[start Extracted records]

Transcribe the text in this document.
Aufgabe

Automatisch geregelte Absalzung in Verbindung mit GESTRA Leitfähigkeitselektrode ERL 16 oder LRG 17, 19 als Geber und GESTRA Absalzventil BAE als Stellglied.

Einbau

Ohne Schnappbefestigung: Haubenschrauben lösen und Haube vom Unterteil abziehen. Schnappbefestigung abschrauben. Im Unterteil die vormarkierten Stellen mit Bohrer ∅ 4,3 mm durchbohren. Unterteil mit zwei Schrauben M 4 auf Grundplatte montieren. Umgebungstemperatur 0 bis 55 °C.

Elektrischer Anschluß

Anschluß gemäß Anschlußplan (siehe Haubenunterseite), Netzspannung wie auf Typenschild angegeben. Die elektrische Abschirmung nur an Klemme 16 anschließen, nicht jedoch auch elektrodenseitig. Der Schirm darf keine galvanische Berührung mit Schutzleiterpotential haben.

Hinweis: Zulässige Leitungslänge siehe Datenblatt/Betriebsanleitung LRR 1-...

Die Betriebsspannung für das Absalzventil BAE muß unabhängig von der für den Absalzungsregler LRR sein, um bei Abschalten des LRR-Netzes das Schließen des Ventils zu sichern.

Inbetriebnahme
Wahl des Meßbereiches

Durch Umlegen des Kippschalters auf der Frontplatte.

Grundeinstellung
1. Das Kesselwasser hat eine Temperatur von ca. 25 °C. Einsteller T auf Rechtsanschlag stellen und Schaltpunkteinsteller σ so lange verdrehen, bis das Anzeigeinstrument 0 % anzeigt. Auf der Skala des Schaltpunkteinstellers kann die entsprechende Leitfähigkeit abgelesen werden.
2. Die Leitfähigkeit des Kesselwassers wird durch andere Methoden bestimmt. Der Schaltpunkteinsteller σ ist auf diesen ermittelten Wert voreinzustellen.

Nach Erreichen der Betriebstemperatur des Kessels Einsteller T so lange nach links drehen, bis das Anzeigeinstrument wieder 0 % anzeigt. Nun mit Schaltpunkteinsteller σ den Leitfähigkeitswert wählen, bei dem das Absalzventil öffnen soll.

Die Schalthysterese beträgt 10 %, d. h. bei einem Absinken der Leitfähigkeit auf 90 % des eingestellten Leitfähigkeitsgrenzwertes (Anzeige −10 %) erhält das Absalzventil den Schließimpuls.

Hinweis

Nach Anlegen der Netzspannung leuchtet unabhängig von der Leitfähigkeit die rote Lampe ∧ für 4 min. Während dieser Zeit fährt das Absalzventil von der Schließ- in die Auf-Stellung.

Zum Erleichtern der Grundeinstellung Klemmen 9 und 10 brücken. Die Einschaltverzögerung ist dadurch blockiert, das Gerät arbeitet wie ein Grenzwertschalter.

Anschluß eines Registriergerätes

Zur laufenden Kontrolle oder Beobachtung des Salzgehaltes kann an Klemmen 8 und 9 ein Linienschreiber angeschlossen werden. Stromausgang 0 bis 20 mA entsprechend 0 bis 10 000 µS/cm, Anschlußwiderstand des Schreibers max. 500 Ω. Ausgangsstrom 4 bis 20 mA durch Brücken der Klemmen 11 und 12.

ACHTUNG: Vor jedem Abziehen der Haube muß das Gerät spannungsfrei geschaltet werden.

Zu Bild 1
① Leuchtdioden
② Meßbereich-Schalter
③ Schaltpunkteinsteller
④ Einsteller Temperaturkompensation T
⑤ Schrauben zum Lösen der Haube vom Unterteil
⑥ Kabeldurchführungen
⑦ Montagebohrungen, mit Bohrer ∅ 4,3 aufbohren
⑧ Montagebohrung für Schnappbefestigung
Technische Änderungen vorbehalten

[end Extracted records]

:: Given instruction ::
Go through the entries and repeat each one exactly.

:: Output of the exercise ::
Transcribe the text in this document.
Aufgabe

Automatisch geregelte Absalzung in Verbindung mit GESTRA Leitfähigkeitselektrode ERL 16 oder LRG 17, 19 als Geber und GESTRA Absalzventil BAE als Stellglied.

Einbau

Ohne Schnappbefestigung: Haubenschrauben lösen und Haube vom Unterteil abziehen. Schnappbefestigung abschrauben. Im Unterteil die vormarkierten Stellen mit Bohrer ∅ 4,3 mm durchbohren. Unterteil mit zwei Schrauben M 4 auf Grundplatte montieren. Umgebungstemperatur 0 bis 55 °C.

Elektrischer Anschluß

Anschluß gemäß Anschlußplan (siehe Haubenunterseite), Netzspannung wie auf Typenschild angegeben. Die elektrische Abschirmung nur an Klemme 16 anschließen, nicht jedoch auch elektrodenseitig. Der Schirm darf keine galvanische Berührung mit Schutzleiterpotential haben.

Hinweis: Zulässige Leitungslänge siehe Datenblatt/Betriebsanleitung LRR 1-...

Die Betriebsspannung für das Absalzventil BAE muß unabhängig von der für den Absalzungsregler LRR sein, um bei Abschalten des LRR-Netzes das Schließen des Ventils zu sichern.

Inbetriebnahme
Wahl des Meßbereiches

Durch Umlegen des Kippschalters auf der Frontplatte.

Grundeinstellung
1. Das Kesselwasser hat eine Temperatur von ca. 25 °C. Einsteller T auf Rechtsanschlag stellen und Schaltpunkteinsteller σ so lange verdrehen, bis das Anzeigeinstrument 0 % anzeigt. Auf der Skala des Schaltpunkteinstellers kann die entsprechende Leitfähigkeit abgelesen werden.
2. Die Leitfähigkeit des Kesselwassers wird durch andere Methoden bestimmt. Der Schaltpunkteinsteller σ ist auf diesen ermittelten Wert voreinzustellen.

Nach Erreichen der Betriebstemperatur des Kessels Einsteller T so lange nach links drehen, bis das Anzeigeinstrument wieder 0 % anzeigt. Nun mit Schaltpunkteinsteller σ den Leitfähigkeitswert wählen, bei dem das Absalzventil öffnen soll.

Die Schalthysterese beträgt 10 %, d. h. bei einem Absinken der Leitfähigkeit auf 90 % des eingestellten Leitfähigkeitsgrenzwertes (Anzeige −10 %) erhält das Absalzventil den Schließimpuls.

Hinweis

Nach Anlegen der Netzspannung leuchtet unabhängig von der Leitfähigkeit die rote Lampe ∧ für 4 min. Während dieser Zeit fährt das Absalzventil von der Schließ- in die Auf-Stellung.

Zum Erleichtern der Grundeinstellung Klemmen 9 und 10 brücken. Die Einschaltverzögerung ist dadurch blockiert, das Gerät arbeitet wie ein Grenzwertschalter.

Anschluß eines Registriergerätes

Zur laufenden Kontrolle oder Beobachtung des Salzgehaltes kann an Klemmen 8 und 9 ein Linienschreiber angeschlossen werden. Stromausgang 0 bis 20 mA entsprechend 0 bis 10 000 µS/cm, Anschlußwiderstand des Schreibers max. 500 Ω. Ausgangsstrom 4 bis 20 mA durch Brücken der Klemmen 11 und 12.

ACHTUNG: Vor jedem Abziehen der Haube muß das Gerät spannungsfrei geschaltet werden.

Zu Bild 1
① Leuchtdioden
② Meßbereich-Schalter
③ Schaltpunkteinsteller
④ Einsteller Temperaturkompensation T
⑤ Schrauben zum Lösen der Haube vom Unterteil
⑥ Kabeldurchführungen
⑦ Montagebohrungen, mit Bohrer ∅ 4,3 aufbohren
⑧ Montagebohrung für Schnappbefestigung
Technische Änderungen vorbehalten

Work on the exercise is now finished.